● Given exercise: Locate all lines with the word "order" and copy them out.

● Records from a data collection:
══════

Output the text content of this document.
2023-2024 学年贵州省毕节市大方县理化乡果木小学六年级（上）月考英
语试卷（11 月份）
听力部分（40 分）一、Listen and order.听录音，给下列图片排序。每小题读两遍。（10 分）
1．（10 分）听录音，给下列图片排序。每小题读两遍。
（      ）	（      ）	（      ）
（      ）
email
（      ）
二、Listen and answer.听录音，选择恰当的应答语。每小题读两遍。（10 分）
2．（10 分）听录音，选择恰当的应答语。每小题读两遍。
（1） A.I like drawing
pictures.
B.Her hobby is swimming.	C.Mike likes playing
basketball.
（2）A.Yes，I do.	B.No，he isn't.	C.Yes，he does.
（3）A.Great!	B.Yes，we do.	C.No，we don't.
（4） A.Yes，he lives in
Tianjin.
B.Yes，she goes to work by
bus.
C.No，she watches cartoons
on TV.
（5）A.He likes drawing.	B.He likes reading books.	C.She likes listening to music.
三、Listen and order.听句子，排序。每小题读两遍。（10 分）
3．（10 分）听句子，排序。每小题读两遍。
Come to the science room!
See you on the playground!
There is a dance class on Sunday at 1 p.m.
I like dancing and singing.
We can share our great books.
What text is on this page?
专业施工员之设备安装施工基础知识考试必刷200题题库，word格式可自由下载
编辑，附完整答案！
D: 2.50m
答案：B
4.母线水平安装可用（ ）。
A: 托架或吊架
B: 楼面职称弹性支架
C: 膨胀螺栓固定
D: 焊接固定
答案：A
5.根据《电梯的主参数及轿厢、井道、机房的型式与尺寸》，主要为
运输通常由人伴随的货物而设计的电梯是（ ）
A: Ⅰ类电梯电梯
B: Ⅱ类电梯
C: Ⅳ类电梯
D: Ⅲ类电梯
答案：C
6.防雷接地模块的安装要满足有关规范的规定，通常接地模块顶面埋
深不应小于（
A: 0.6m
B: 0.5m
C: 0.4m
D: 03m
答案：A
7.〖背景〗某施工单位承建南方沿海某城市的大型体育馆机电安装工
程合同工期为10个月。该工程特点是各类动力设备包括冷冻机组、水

══════

● Answer to the problem:
听力部分（40 分）一、Listen and order.听录音，给下列图片排序。每小题读两遍。（10 分）
三、Listen and order.听句子，排序。每小题读两遍。（10 分）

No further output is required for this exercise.